WHAT TO PRODUCE -> Transcribe every entry word for word. Skip the pictures.

___ SUPPLIED RECORDS ___

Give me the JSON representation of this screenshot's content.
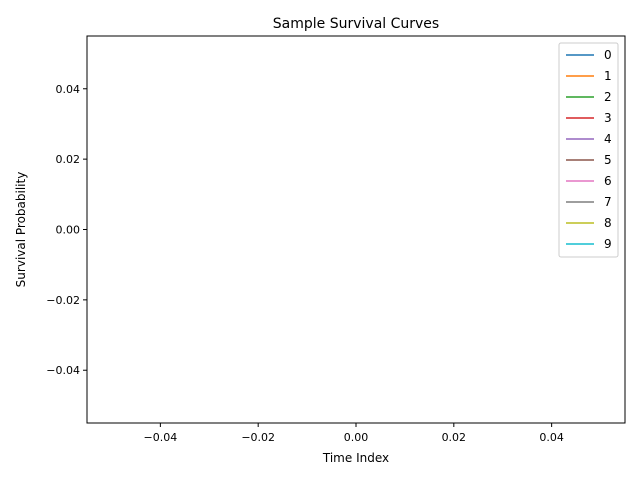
{
  "chart_data": {
    "type": "line",
    "title": "Sample Survival Curves",
    "xlabel": "Time Index",
    "ylabel": "Survival Probability",
    "xlim": [
      -0.055,
      0.055
    ],
    "ylim": [
      -0.055,
      0.055
    ],
    "xticks": [
      -0.04,
      -0.02,
      0.0,
      0.02,
      0.04
    ],
    "xtick_labels": [
      "−0.04",
      "−0.02",
      "0.00",
      "0.02",
      "0.04"
    ],
    "yticks": [
      -0.04,
      -0.02,
      0.0,
      0.02,
      0.04
    ],
    "ytick_labels": [
      "−0.04",
      "−0.02",
      "0.00",
      "0.02",
      "0.04"
    ],
    "grid": false,
    "legend_position": "top-right",
    "series": [
      {
        "name": "0",
        "color": "#1f77b4",
        "x": [],
        "y": []
      },
      {
        "name": "1",
        "color": "#ff7f0e",
        "x": [],
        "y": []
      },
      {
        "name": "2",
        "color": "#2ca02c",
        "x": [],
        "y": []
      },
      {
        "name": "3",
        "color": "#d62728",
        "x": [],
        "y": []
      },
      {
        "name": "4",
        "color": "#9467bd",
        "x": [],
        "y": []
      },
      {
        "name": "5",
        "color": "#8c564b",
        "x": [],
        "y": []
      },
      {
        "name": "6",
        "color": "#e377c2",
        "x": [],
        "y": []
      },
      {
        "name": "7",
        "color": "#7f7f7f",
        "x": [],
        "y": []
      },
      {
        "name": "8",
        "color": "#bcbd22",
        "x": [],
        "y": []
      },
      {
        "name": "9",
        "color": "#17becf",
        "x": [],
        "y": []
      }
    ]
  }
}
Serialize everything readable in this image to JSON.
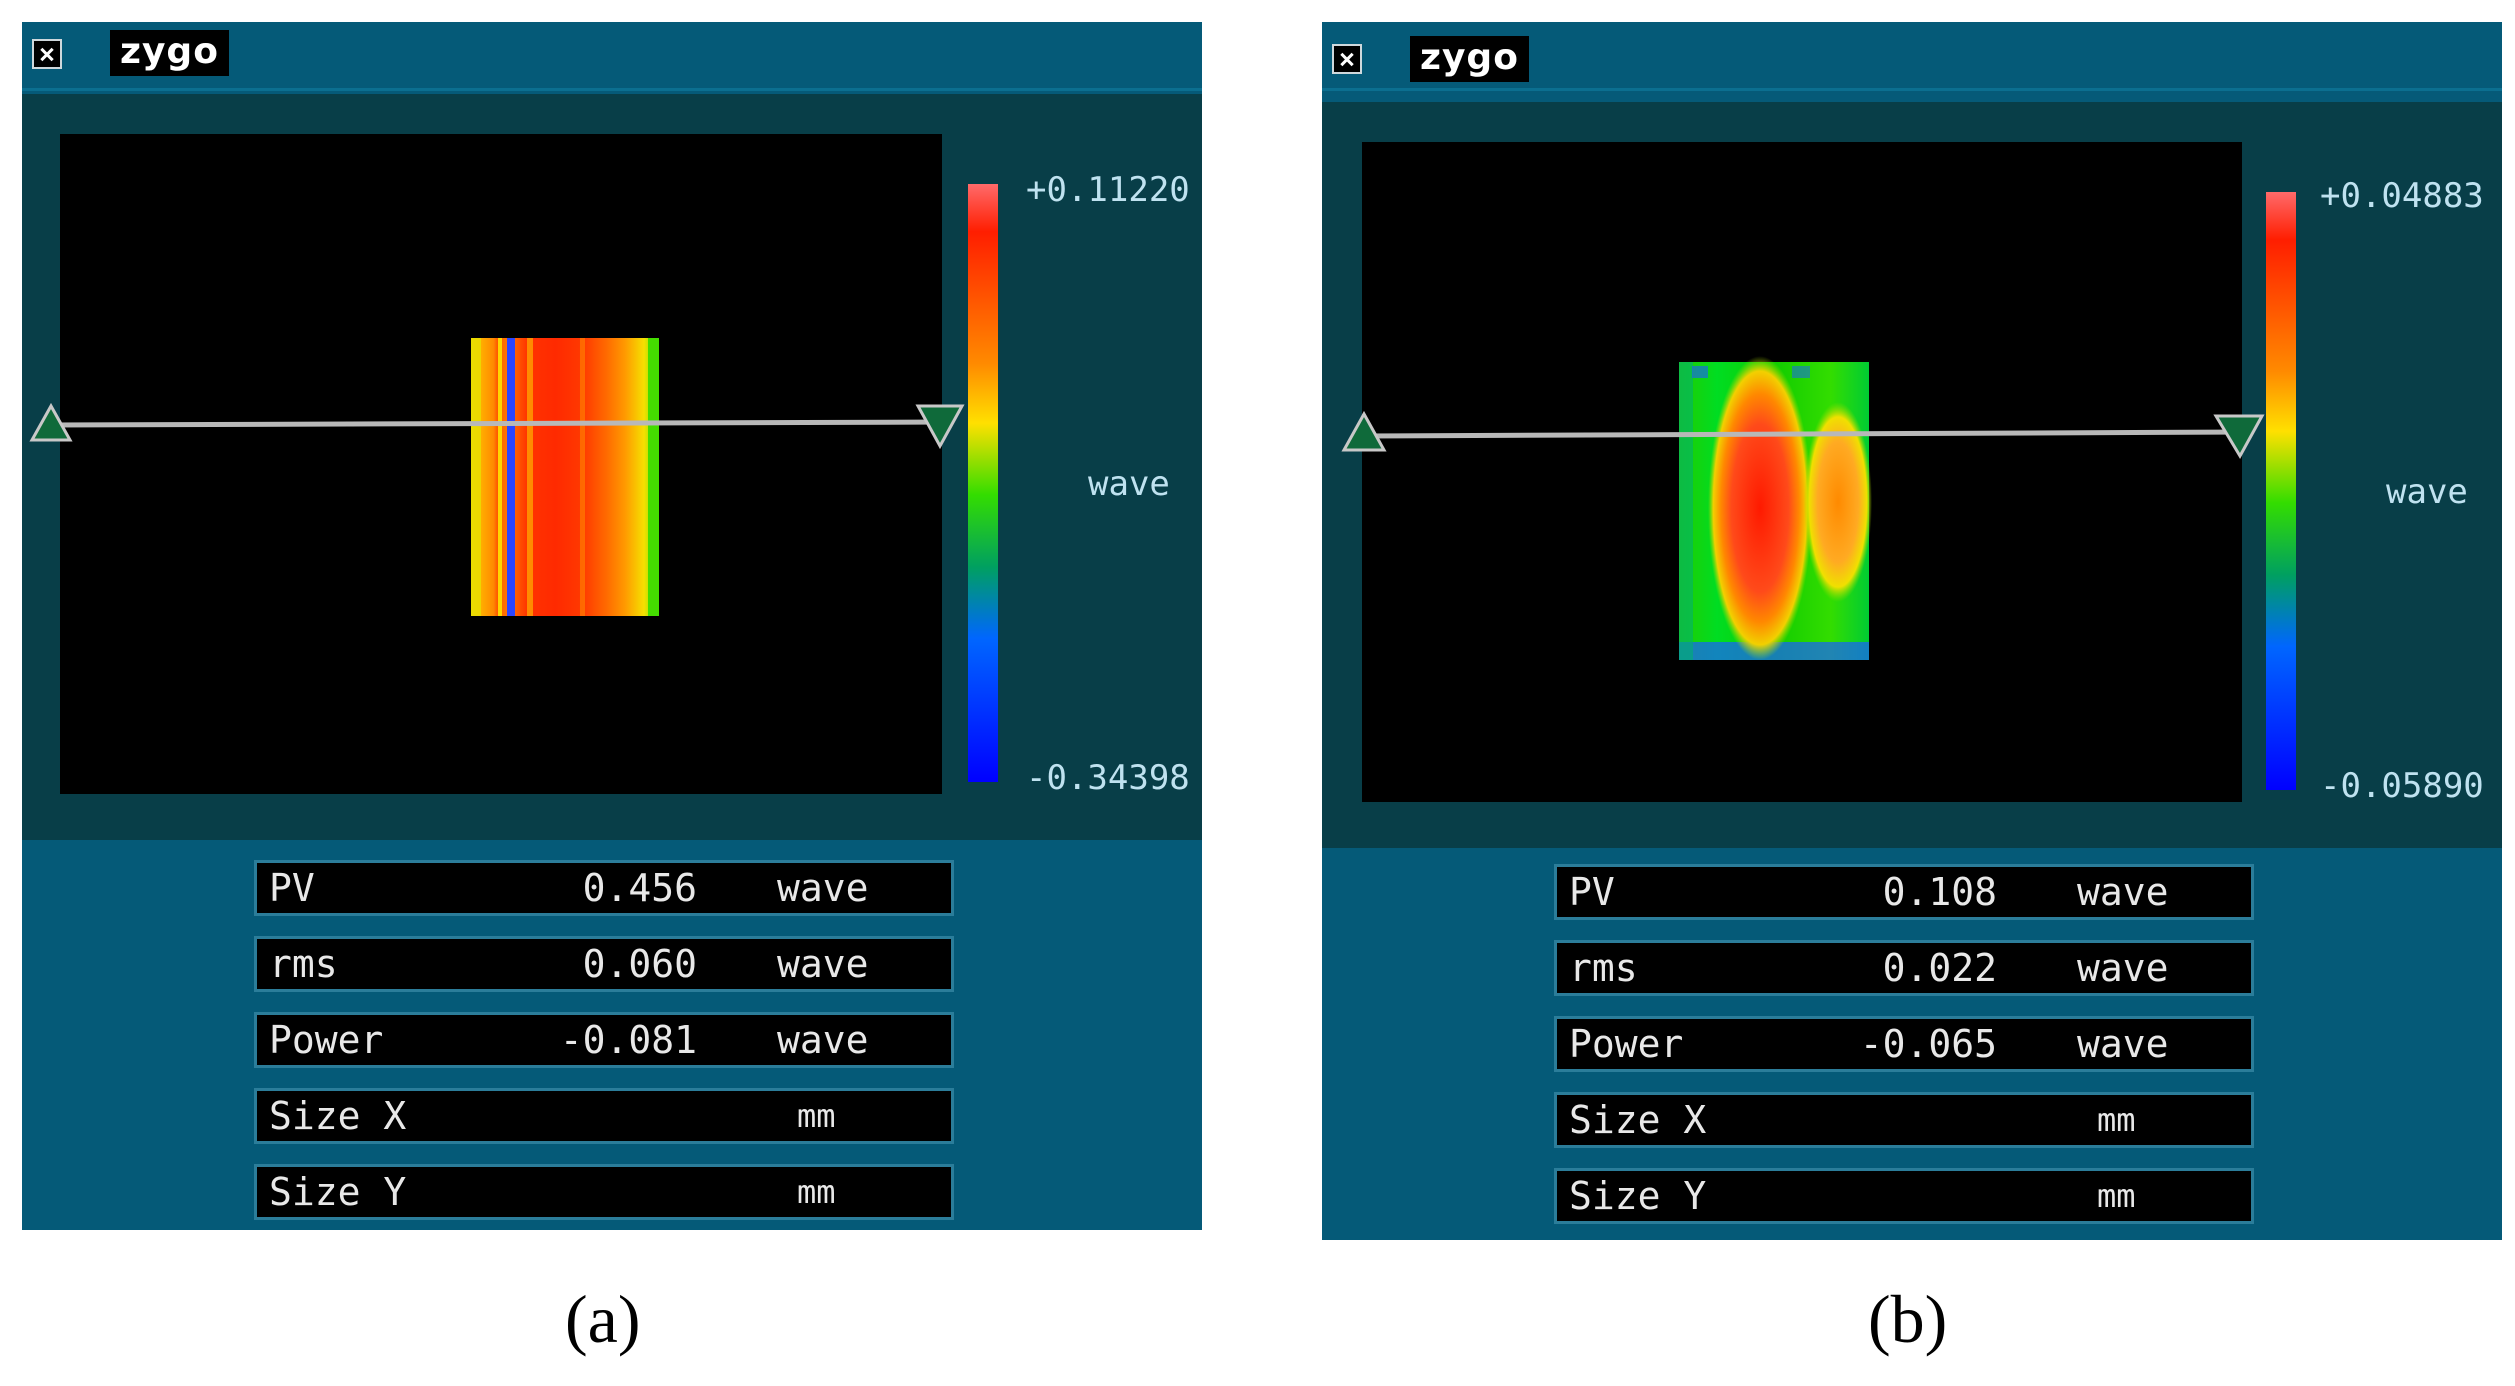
{
  "panels": [
    {
      "logo": "zygo",
      "colorbar": {
        "max_label": "+0.11220",
        "min_label": "-0.34398",
        "unit_label": "wave"
      },
      "stats": [
        {
          "name": "PV",
          "value": "0.456",
          "unit": "wave"
        },
        {
          "name": "rms",
          "value": "0.060",
          "unit": "wave"
        },
        {
          "name": "Power",
          "value": "-0.081",
          "unit": "wave"
        },
        {
          "name": "Size X",
          "value": "",
          "unit": "mm"
        },
        {
          "name": "Size Y",
          "value": "",
          "unit": "mm"
        }
      ],
      "caption": "(a)"
    },
    {
      "logo": "zygo",
      "colorbar": {
        "max_label": "+0.04883",
        "min_label": "-0.05890",
        "unit_label": "wave"
      },
      "stats": [
        {
          "name": "PV",
          "value": "0.108",
          "unit": "wave"
        },
        {
          "name": "rms",
          "value": "0.022",
          "unit": "wave"
        },
        {
          "name": "Power",
          "value": "-0.065",
          "unit": "wave"
        },
        {
          "name": "Size X",
          "value": "",
          "unit": "mm"
        },
        {
          "name": "Size Y",
          "value": "",
          "unit": "mm"
        }
      ],
      "caption": "(b)"
    }
  ],
  "colors": {
    "window": "#055a78",
    "plot_bg": "#083e48"
  }
}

___

SOLUTION FOR THIS PROBLEM ->
Give me the JSON representation of this screenshot's content.
{
  "chart_data": {
    "type": "line",
    "title": "Sample Survival Curves",
    "xlabel": "Time Index",
    "ylabel": "Survival Probability",
    "xlim": [
      -0.055,
      0.055
    ],
    "ylim": [
      -0.055,
      0.055
    ],
    "xticks": [
      -0.04,
      -0.02,
      0.0,
      0.02,
      0.04
    ],
    "xtick_labels": [
      "−0.04",
      "−0.02",
      "0.00",
      "0.02",
      "0.04"
    ],
    "yticks": [
      -0.04,
      -0.02,
      0.0,
      0.02,
      0.04
    ],
    "ytick_labels": [
      "−0.04",
      "−0.02",
      "0.00",
      "0.02",
      "0.04"
    ],
    "grid": false,
    "legend_position": "top-right",
    "series": [
      {
        "name": "0",
        "color": "#1f77b4",
        "x": [],
        "y": []
      },
      {
        "name": "1",
        "color": "#ff7f0e",
        "x": [],
        "y": []
      },
      {
        "name": "2",
        "color": "#2ca02c",
        "x": [],
        "y": []
      },
      {
        "name": "3",
        "color": "#d62728",
        "x": [],
        "y": []
      },
      {
        "name": "4",
        "color": "#9467bd",
        "x": [],
        "y": []
      },
      {
        "name": "5",
        "color": "#8c564b",
        "x": [],
        "y": []
      },
      {
        "name": "6",
        "color": "#e377c2",
        "x": [],
        "y": []
      },
      {
        "name": "7",
        "color": "#7f7f7f",
        "x": [],
        "y": []
      },
      {
        "name": "8",
        "color": "#bcbd22",
        "x": [],
        "y": []
      },
      {
        "name": "9",
        "color": "#17becf",
        "x": [],
        "y": []
      }
    ]
  }
}
Serialize everything readable in this image to JSON.
{
  "panels": [
    {
      "logo": "zygo",
      "colorbar": {
        "max_label": "+0.11220",
        "min_label": "-0.34398",
        "unit_label": "wave"
      },
      "stats": [
        {
          "name": "PV",
          "value": "0.456",
          "unit": "wave"
        },
        {
          "name": "rms",
          "value": "0.060",
          "unit": "wave"
        },
        {
          "name": "Power",
          "value": "-0.081",
          "unit": "wave"
        },
        {
          "name": "Size X",
          "value": "",
          "unit": "mm"
        },
        {
          "name": "Size Y",
          "value": "",
          "unit": "mm"
        }
      ],
      "caption": "(a)"
    },
    {
      "logo": "zygo",
      "colorbar": {
        "max_label": "+0.04883",
        "min_label": "-0.05890",
        "unit_label": "wave"
      },
      "stats": [
        {
          "name": "PV",
          "value": "0.108",
          "unit": "wave"
        },
        {
          "name": "rms",
          "value": "0.022",
          "unit": "wave"
        },
        {
          "name": "Power",
          "value": "-0.065",
          "unit": "wave"
        },
        {
          "name": "Size X",
          "value": "",
          "unit": "mm"
        },
        {
          "name": "Size Y",
          "value": "",
          "unit": "mm"
        }
      ],
      "caption": "(b)"
    }
  ],
  "colors": {
    "window": "#055a78",
    "plot_bg": "#083e48"
  }
}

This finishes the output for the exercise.